- The request
Look through the data below. Show each line where the string "Financial" occurs.

[Stored dataset items]
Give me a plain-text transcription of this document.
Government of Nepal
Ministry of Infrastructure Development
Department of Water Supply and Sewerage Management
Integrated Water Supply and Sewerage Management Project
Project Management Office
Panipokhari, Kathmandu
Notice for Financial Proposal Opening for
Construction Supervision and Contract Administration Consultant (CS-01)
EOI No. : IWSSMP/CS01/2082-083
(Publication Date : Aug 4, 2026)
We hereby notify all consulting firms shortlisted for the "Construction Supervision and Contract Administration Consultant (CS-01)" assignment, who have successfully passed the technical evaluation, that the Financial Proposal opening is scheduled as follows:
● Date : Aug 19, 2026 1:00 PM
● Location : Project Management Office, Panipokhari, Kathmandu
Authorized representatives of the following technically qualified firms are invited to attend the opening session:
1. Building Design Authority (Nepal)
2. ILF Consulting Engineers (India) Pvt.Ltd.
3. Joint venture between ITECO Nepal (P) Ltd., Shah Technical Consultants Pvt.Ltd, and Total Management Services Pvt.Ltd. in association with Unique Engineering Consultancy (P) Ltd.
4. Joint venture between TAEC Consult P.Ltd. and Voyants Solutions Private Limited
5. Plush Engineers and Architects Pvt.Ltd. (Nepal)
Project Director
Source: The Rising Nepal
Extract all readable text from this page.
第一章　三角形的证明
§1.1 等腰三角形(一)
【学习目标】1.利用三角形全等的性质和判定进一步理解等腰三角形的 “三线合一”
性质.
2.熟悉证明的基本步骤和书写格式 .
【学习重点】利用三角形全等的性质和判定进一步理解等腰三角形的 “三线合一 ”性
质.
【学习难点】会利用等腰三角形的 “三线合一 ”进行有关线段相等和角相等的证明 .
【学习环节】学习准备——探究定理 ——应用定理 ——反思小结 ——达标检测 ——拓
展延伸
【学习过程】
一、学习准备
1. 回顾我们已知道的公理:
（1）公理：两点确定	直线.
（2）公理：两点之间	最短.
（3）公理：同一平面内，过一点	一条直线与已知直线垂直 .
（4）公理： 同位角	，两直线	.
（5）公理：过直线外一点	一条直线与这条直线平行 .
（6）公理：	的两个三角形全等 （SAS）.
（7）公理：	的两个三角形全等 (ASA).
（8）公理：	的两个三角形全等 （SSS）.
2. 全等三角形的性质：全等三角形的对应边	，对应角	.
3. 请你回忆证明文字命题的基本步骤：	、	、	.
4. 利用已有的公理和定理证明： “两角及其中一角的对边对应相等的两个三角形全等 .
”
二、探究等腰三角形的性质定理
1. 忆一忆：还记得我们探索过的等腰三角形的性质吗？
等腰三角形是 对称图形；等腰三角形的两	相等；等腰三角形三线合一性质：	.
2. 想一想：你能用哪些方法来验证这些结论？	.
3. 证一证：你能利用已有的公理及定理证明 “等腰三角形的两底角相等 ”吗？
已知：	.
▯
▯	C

- Response to the task
Notice for Financial Proposal Opening for
We hereby notify all consulting firms shortlisted for the "Construction Supervision and Contract Administration Consultant (CS-01)" assignment, who have successfully passed the technical evaluation, that the Financial Proposal opening is scheduled as follows:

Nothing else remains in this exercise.